- EXERCISE DIRECTIONS:
Answer these questions from the blog post below about the Orang Asli:
(a) Where was the narrator going to stay, and how were those people related to Shaq?
(b) What does Shaq say is "the first mistake"?
(c) According to the United Nations Permanent Forum on Indigenous Peoples, aboriginal communities are arguably among which groups?

Lansell Taudevin

Tuesday, May 09, 2017

The Surau

I waited until Shaq started the motor. It took quite a few kicks. The bike sputtered and coughed. The fumes and smoke, having choked us, writhed up into the trees to add to the polluted Malaysian air choking the small kampung of Orang Asli in a pallid haze. I clambered on the pillion seat of the small bike. It had seen better days. We bumped off along a track.
Into the forest: to an outlying hamlet where the tribespeople had a couple of huts for their hunters and gatherers. I gave up fighting the bike and rolled with it as it lurched, bumped and spluttered along. I was going to stay with the hunters: all relatives of Shaq.
The Orang Asli in Malaysia: an almost devastated society; what has been done to them by the Malay people is on a par with what was done to the Indian tribes of North America, the Australian aboriginal people and billions of native peoples across the world. The remnants surviving in the Malayan area number less than100,000 face. The problems they face stem from the failure of the government to recognise their rights as a unique culture and race.
“No one, not even the government, has stopped to ask what do the Orang Asli really need,” Shaq says. “The first mistake is to assume that they are a homogenous group with the same needs.”
For instance, the erosion of their land rights is a bigger manifestation of the non-recognition of their status as a unique community.”
According to the United Nations Permanent Forum on Indigenous Peoples, aboriginal communities are arguably among the most disadvantaged and vulnerable groups of people in the world today. Throughout history, their rights have been violated.

- DATA SHOWN:
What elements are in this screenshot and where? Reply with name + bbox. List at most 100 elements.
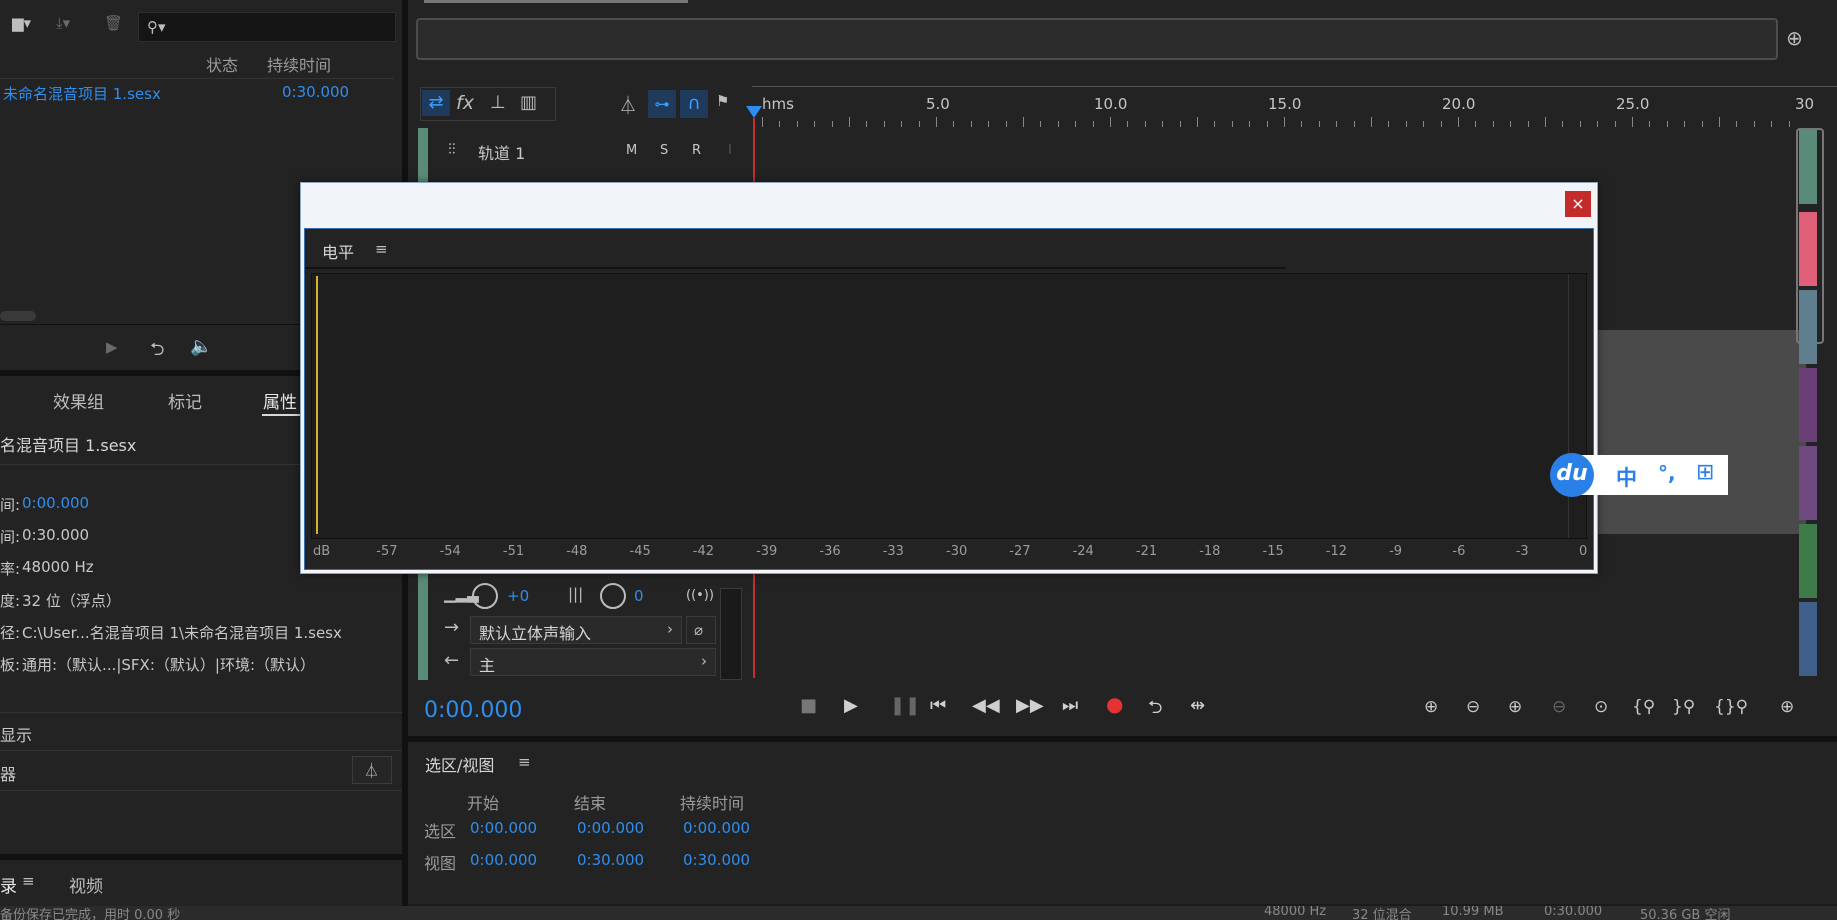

- ANSWER TO THIS TASK:
(a) With the hunters at an outlying hamlet in the forest; they were all relatives of Shaq.
(b) To assume that the Orang Asli are a homogenous group with the same needs.
(c) The most disadvantaged and vulnerable groups of people in the world today.